Collected data.
====

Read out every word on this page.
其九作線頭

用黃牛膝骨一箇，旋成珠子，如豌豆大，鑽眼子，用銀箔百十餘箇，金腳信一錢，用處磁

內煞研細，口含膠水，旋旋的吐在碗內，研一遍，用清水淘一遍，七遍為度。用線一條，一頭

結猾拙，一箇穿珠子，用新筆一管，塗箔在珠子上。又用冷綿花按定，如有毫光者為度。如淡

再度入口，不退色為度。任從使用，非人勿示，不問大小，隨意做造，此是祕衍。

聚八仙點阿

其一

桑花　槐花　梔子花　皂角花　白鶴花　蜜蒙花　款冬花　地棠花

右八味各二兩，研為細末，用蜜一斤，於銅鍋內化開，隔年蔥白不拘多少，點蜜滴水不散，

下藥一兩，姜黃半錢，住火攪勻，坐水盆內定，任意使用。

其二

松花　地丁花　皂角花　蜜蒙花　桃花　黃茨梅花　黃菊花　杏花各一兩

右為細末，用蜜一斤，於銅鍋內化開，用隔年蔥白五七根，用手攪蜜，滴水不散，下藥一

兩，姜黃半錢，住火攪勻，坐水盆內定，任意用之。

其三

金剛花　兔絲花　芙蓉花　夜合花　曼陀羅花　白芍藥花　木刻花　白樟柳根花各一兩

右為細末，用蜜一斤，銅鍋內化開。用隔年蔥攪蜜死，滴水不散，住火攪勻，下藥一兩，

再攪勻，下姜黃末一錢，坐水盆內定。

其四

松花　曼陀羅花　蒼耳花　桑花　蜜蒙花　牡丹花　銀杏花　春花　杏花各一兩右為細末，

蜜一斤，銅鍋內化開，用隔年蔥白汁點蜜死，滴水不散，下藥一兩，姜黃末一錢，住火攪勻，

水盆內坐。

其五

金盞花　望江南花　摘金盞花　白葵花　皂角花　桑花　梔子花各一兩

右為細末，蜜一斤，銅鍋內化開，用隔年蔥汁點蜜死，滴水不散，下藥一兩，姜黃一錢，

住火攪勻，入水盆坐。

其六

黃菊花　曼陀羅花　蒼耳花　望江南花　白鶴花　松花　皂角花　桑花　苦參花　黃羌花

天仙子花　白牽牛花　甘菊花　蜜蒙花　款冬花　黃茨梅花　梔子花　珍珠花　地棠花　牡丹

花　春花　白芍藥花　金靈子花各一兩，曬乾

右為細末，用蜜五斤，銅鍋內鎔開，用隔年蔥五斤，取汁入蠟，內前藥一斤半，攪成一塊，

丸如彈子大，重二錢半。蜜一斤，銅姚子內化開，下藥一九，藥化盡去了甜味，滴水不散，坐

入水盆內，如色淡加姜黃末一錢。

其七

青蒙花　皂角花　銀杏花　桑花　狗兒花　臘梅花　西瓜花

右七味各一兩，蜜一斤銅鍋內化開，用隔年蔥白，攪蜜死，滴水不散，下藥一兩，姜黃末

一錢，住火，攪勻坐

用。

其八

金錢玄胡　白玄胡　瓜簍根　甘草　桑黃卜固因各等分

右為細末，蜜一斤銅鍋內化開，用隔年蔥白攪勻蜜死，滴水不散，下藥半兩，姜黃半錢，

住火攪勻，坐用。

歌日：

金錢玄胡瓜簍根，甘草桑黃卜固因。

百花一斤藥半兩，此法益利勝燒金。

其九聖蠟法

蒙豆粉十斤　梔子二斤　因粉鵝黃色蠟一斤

====

SET TASK. Retype the whole listing above exactly.

WORKED ANSWER.
Read out every word on this page.
其九作線頭

用黃牛膝骨一箇，旋成珠子，如豌豆大，鑽眼子，用銀箔百十餘箇，金腳信一錢，用處磁

內煞研細，口含膠水，旋旋的吐在碗內，研一遍，用清水淘一遍，七遍為度。用線一條，一頭

結猾拙，一箇穿珠子，用新筆一管，塗箔在珠子上。又用冷綿花按定，如有毫光者為度。如淡

再度入口，不退色為度。任從使用，非人勿示，不問大小，隨意做造，此是祕衍。

聚八仙點阿

其一

桑花　槐花　梔子花　皂角花　白鶴花　蜜蒙花　款冬花　地棠花

右八味各二兩，研為細末，用蜜一斤，於銅鍋內化開，隔年蔥白不拘多少，點蜜滴水不散，

下藥一兩，姜黃半錢，住火攪勻，坐水盆內定，任意使用。

其二

松花　地丁花　皂角花　蜜蒙花　桃花　黃茨梅花　黃菊花　杏花各一兩

右為細末，用蜜一斤，於銅鍋內化開，用隔年蔥白五七根，用手攪蜜，滴水不散，下藥一

兩，姜黃半錢，住火攪勻，坐水盆內定，任意用之。

其三

金剛花　兔絲花　芙蓉花　夜合花　曼陀羅花　白芍藥花　木刻花　白樟柳根花各一兩

右為細末，用蜜一斤，銅鍋內化開。用隔年蔥攪蜜死，滴水不散，住火攪勻，下藥一兩，

再攪勻，下姜黃末一錢，坐水盆內定。

其四

松花　曼陀羅花　蒼耳花　桑花　蜜蒙花　牡丹花　銀杏花　春花　杏花各一兩右為細末，

蜜一斤，銅鍋內化開，用隔年蔥白汁點蜜死，滴水不散，下藥一兩，姜黃末一錢，住火攪勻，

水盆內坐。

其五

金盞花　望江南花　摘金盞花　白葵花　皂角花　桑花　梔子花各一兩

右為細末，蜜一斤，銅鍋內化開，用隔年蔥汁點蜜死，滴水不散，下藥一兩，姜黃一錢，

住火攪勻，入水盆坐。

其六

黃菊花　曼陀羅花　蒼耳花　望江南花　白鶴花　松花　皂角花　桑花　苦參花　黃羌花

天仙子花　白牽牛花　甘菊花　蜜蒙花　款冬花　黃茨梅花　梔子花　珍珠花　地棠花　牡丹

花　春花　白芍藥花　金靈子花各一兩，曬乾

右為細末，用蜜五斤，銅鍋內鎔開，用隔年蔥五斤，取汁入蠟，內前藥一斤半，攪成一塊，

丸如彈子大，重二錢半。蜜一斤，銅姚子內化開，下藥一九，藥化盡去了甜味，滴水不散，坐

入水盆內，如色淡加姜黃末一錢。

其七

青蒙花　皂角花　銀杏花　桑花　狗兒花　臘梅花　西瓜花

右七味各一兩，蜜一斤銅鍋內化開，用隔年蔥白，攪蜜死，滴水不散，下藥一兩，姜黃末

一錢，住火，攪勻坐

用。

其八

金錢玄胡　白玄胡　瓜簍根　甘草　桑黃卜固因各等分

右為細末，蜜一斤銅鍋內化開，用隔年蔥白攪勻蜜死，滴水不散，下藥半兩，姜黃半錢，

住火攪勻，坐用。

歌日：

金錢玄胡瓜簍根，甘草桑黃卜固因。

百花一斤藥半兩，此法益利勝燒金。

其九聖蠟法

蒙豆粉十斤　梔子二斤　因粉鵝黃色蠟一斤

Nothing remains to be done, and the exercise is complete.